YOUR INSTRUCTIONS:
Reproduce all of the data that follows, character for character.

TASK DATA:
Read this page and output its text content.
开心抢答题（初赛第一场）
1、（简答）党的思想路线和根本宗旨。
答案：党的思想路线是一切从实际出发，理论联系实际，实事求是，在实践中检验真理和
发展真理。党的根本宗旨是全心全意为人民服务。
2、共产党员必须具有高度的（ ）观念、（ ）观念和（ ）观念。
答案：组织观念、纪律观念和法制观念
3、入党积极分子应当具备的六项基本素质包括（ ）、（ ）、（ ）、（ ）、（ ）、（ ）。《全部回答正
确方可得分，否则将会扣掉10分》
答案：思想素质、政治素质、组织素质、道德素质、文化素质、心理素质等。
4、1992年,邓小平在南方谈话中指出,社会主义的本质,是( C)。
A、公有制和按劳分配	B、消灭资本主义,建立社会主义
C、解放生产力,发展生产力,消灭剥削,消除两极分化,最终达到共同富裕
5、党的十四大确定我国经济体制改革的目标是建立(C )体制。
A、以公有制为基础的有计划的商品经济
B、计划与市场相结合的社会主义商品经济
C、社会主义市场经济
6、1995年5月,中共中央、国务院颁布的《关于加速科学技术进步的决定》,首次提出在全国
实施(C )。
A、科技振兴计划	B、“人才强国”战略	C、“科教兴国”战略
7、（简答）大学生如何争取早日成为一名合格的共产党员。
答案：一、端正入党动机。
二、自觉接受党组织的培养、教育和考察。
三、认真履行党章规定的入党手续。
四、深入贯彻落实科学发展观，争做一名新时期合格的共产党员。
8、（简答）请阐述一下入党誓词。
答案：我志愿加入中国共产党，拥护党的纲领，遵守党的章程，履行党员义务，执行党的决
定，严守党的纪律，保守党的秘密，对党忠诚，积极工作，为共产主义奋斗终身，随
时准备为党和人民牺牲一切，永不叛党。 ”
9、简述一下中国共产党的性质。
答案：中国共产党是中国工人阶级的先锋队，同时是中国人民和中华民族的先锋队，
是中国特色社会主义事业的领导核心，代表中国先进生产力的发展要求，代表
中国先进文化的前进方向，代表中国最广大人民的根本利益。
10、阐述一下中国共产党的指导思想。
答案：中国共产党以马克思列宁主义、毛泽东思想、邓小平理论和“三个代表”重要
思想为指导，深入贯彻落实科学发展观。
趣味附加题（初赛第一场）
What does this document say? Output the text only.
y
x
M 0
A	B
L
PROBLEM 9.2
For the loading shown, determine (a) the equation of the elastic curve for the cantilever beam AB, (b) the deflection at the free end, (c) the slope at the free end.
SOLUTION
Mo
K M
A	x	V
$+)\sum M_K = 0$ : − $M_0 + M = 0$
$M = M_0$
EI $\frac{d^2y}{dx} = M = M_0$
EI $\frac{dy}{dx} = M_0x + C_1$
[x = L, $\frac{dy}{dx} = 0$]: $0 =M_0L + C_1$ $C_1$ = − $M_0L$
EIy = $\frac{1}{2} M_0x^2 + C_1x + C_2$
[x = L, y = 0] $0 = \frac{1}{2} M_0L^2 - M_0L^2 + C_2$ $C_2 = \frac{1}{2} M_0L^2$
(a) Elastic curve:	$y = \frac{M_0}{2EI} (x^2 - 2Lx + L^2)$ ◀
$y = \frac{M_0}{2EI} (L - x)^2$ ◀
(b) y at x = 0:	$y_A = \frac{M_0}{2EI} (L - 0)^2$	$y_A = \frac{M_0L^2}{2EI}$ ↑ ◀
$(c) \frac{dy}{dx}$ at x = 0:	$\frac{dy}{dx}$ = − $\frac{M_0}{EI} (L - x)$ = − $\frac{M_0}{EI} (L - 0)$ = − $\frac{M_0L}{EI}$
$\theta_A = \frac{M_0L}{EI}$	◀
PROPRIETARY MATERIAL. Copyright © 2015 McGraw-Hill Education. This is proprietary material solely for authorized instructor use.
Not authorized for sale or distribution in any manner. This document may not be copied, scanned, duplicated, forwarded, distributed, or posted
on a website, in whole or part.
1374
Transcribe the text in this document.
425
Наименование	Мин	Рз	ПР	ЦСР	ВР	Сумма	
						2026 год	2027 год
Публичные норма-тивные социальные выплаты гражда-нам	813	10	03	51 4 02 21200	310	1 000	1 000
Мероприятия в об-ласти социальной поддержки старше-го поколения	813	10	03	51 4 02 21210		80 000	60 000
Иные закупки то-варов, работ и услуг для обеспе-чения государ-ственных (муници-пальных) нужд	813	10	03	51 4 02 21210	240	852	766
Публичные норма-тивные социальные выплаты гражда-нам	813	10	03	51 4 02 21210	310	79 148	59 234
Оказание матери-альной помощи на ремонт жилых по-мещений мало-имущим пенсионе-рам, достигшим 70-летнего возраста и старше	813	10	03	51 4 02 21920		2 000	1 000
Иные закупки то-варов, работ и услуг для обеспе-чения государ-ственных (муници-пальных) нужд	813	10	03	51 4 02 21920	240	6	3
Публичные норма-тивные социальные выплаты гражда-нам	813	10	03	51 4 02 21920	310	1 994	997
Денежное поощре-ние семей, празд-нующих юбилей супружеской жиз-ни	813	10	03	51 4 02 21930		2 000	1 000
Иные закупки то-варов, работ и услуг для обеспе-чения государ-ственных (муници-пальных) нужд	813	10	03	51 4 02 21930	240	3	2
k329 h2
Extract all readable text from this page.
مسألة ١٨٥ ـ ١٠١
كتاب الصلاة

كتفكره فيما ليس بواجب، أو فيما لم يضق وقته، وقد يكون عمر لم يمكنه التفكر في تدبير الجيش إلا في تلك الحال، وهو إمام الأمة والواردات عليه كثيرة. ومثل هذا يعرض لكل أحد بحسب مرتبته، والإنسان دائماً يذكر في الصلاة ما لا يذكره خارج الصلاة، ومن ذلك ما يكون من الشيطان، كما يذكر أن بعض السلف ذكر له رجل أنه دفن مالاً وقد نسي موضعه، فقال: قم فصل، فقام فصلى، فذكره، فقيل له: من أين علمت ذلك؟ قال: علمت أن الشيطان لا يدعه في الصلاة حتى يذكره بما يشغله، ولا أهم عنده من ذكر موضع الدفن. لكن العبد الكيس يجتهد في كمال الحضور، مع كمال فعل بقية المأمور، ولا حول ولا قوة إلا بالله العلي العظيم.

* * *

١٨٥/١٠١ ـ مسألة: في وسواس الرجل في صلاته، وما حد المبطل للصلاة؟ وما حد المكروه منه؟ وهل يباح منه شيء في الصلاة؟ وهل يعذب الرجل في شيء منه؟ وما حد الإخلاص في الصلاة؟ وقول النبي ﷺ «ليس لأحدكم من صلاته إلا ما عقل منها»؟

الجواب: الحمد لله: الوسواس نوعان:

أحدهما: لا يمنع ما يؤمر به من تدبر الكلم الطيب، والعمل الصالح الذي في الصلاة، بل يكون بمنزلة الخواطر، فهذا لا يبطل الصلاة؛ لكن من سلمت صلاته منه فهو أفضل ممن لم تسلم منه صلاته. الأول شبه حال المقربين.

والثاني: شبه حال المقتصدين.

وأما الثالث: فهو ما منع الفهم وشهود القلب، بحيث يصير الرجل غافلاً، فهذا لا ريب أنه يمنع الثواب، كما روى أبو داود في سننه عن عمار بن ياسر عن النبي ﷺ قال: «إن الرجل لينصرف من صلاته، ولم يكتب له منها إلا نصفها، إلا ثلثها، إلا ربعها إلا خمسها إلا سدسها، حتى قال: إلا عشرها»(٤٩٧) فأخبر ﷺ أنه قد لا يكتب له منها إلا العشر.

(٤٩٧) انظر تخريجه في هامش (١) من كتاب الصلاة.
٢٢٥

RESPONSE TO THIS EXERCISE:
Read this page and output its text content.
开心抢答题（初赛第一场）
1、（简答）党的思想路线和根本宗旨。
答案：党的思想路线是一切从实际出发，理论联系实际，实事求是，在实践中检验真理和
发展真理。党的根本宗旨是全心全意为人民服务。
2、共产党员必须具有高度的（ ）观念、（ ）观念和（ ）观念。
答案：组织观念、纪律观念和法制观念
3、入党积极分子应当具备的六项基本素质包括（ ）、（ ）、（ ）、（ ）、（ ）、（ ）。《全部回答正
确方可得分，否则将会扣掉10分》
答案：思想素质、政治素质、组织素质、道德素质、文化素质、心理素质等。
4、1992年,邓小平在南方谈话中指出,社会主义的本质,是( C)。
A、公有制和按劳分配	B、消灭资本主义,建立社会主义
C、解放生产力,发展生产力,消灭剥削,消除两极分化,最终达到共同富裕
5、党的十四大确定我国经济体制改革的目标是建立(C )体制。
A、以公有制为基础的有计划的商品经济
B、计划与市场相结合的社会主义商品经济
C、社会主义市场经济
6、1995年5月,中共中央、国务院颁布的《关于加速科学技术进步的决定》,首次提出在全国
实施(C )。
A、科技振兴计划	B、“人才强国”战略	C、“科教兴国”战略
7、（简答）大学生如何争取早日成为一名合格的共产党员。
答案：一、端正入党动机。
二、自觉接受党组织的培养、教育和考察。
三、认真履行党章规定的入党手续。
四、深入贯彻落实科学发展观，争做一名新时期合格的共产党员。
8、（简答）请阐述一下入党誓词。
答案：我志愿加入中国共产党，拥护党的纲领，遵守党的章程，履行党员义务，执行党的决
定，严守党的纪律，保守党的秘密，对党忠诚，积极工作，为共产主义奋斗终身，随
时准备为党和人民牺牲一切，永不叛党。 ”
9、简述一下中国共产党的性质。
答案：中国共产党是中国工人阶级的先锋队，同时是中国人民和中华民族的先锋队，
是中国特色社会主义事业的领导核心，代表中国先进生产力的发展要求，代表
中国先进文化的前进方向，代表中国最广大人民的根本利益。
10、阐述一下中国共产党的指导思想。
答案：中国共产党以马克思列宁主义、毛泽东思想、邓小平理论和“三个代表”重要
思想为指导，深入贯彻落实科学发展观。
趣味附加题（初赛第一场）
What does this document say? Output the text only.
y
x
M 0
A	B
L
PROBLEM 9.2
For the loading shown, determine (a) the equation of the elastic curve for the cantilever beam AB, (b) the deflection at the free end, (c) the slope at the free end.
SOLUTION
Mo
K M
A	x	V
$+)\sum M_K = 0$ : − $M_0 + M = 0$
$M = M_0$
EI $\frac{d^2y}{dx} = M = M_0$
EI $\frac{dy}{dx} = M_0x + C_1$
[x = L, $\frac{dy}{dx} = 0$]: $0 =M_0L + C_1$ $C_1$ = − $M_0L$
EIy = $\frac{1}{2} M_0x^2 + C_1x + C_2$
[x = L, y = 0] $0 = \frac{1}{2} M_0L^2 - M_0L^2 + C_2$ $C_2 = \frac{1}{2} M_0L^2$
(a) Elastic curve:	$y = \frac{M_0}{2EI} (x^2 - 2Lx + L^2)$ ◀
$y = \frac{M_0}{2EI} (L - x)^2$ ◀
(b) y at x = 0:	$y_A = \frac{M_0}{2EI} (L - 0)^2$	$y_A = \frac{M_0L^2}{2EI}$ ↑ ◀
$(c) \frac{dy}{dx}$ at x = 0:	$\frac{dy}{dx}$ = − $\frac{M_0}{EI} (L - x)$ = − $\frac{M_0}{EI} (L - 0)$ = − $\frac{M_0L}{EI}$
$\theta_A = \frac{M_0L}{EI}$	◀
PROPRIETARY MATERIAL. Copyright © 2015 McGraw-Hill Education. This is proprietary material solely for authorized instructor use.
Not authorized for sale or distribution in any manner. This document may not be copied, scanned, duplicated, forwarded, distributed, or posted
on a website, in whole or part.
1374
Transcribe the text in this document.
425
Наименование	Мин	Рз	ПР	ЦСР	ВР	Сумма	
						2026 год	2027 год
Публичные норма-тивные социальные выплаты гражда-нам	813	10	03	51 4 02 21200	310	1 000	1 000
Мероприятия в об-ласти социальной поддержки старше-го поколения	813	10	03	51 4 02 21210		80 000	60 000
Иные закупки то-варов, работ и услуг для обеспе-чения государ-ственных (муници-пальных) нужд	813	10	03	51 4 02 21210	240	852	766
Публичные норма-тивные социальные выплаты гражда-нам	813	10	03	51 4 02 21210	310	79 148	59 234
Оказание матери-альной помощи на ремонт жилых по-мещений мало-имущим пенсионе-рам, достигшим 70-летнего возраста и старше	813	10	03	51 4 02 21920		2 000	1 000
Иные закупки то-варов, работ и услуг для обеспе-чения государ-ственных (муници-пальных) нужд	813	10	03	51 4 02 21920	240	6	3
Публичные норма-тивные социальные выплаты гражда-нам	813	10	03	51 4 02 21920	310	1 994	997
Денежное поощре-ние семей, празд-нующих юбилей супружеской жиз-ни	813	10	03	51 4 02 21930		2 000	1 000
Иные закупки то-варов, работ и услуг для обеспе-чения государ-ственных (муници-пальных) нужд	813	10	03	51 4 02 21930	240	3	2
k329 h2
Extract all readable text from this page.
مسألة ١٨٥ ـ ١٠١
كتاب الصلاة

كتفكره فيما ليس بواجب، أو فيما لم يضق وقته، وقد يكون عمر لم يمكنه التفكر في تدبير الجيش إلا في تلك الحال، وهو إمام الأمة والواردات عليه كثيرة. ومثل هذا يعرض لكل أحد بحسب مرتبته، والإنسان دائماً يذكر في الصلاة ما لا يذكره خارج الصلاة، ومن ذلك ما يكون من الشيطان، كما يذكر أن بعض السلف ذكر له رجل أنه دفن مالاً وقد نسي موضعه، فقال: قم فصل، فقام فصلى، فذكره، فقيل له: من أين علمت ذلك؟ قال: علمت أن الشيطان لا يدعه في الصلاة حتى يذكره بما يشغله، ولا أهم عنده من ذكر موضع الدفن. لكن العبد الكيس يجتهد في كمال الحضور، مع كمال فعل بقية المأمور، ولا حول ولا قوة إلا بالله العلي العظيم.

* * *

١٨٥/١٠١ ـ مسألة: في وسواس الرجل في صلاته، وما حد المبطل للصلاة؟ وما حد المكروه منه؟ وهل يباح منه شيء في الصلاة؟ وهل يعذب الرجل في شيء منه؟ وما حد الإخلاص في الصلاة؟ وقول النبي ﷺ «ليس لأحدكم من صلاته إلا ما عقل منها»؟

الجواب: الحمد لله: الوسواس نوعان:

أحدهما: لا يمنع ما يؤمر به من تدبر الكلم الطيب، والعمل الصالح الذي في الصلاة، بل يكون بمنزلة الخواطر، فهذا لا يبطل الصلاة؛ لكن من سلمت صلاته منه فهو أفضل ممن لم تسلم منه صلاته. الأول شبه حال المقربين.

والثاني: شبه حال المقتصدين.

وأما الثالث: فهو ما منع الفهم وشهود القلب، بحيث يصير الرجل غافلاً، فهذا لا ريب أنه يمنع الثواب، كما روى أبو داود في سننه عن عمار بن ياسر عن النبي ﷺ قال: «إن الرجل لينصرف من صلاته، ولم يكتب له منها إلا نصفها، إلا ثلثها، إلا ربعها إلا خمسها إلا سدسها، حتى قال: إلا عشرها»(٤٩٧) فأخبر ﷺ أنه قد لا يكتب له منها إلا العشر.

(٤٩٧) انظر تخريجه في هامش (١) من كتاب الصلاة.
٢٢٥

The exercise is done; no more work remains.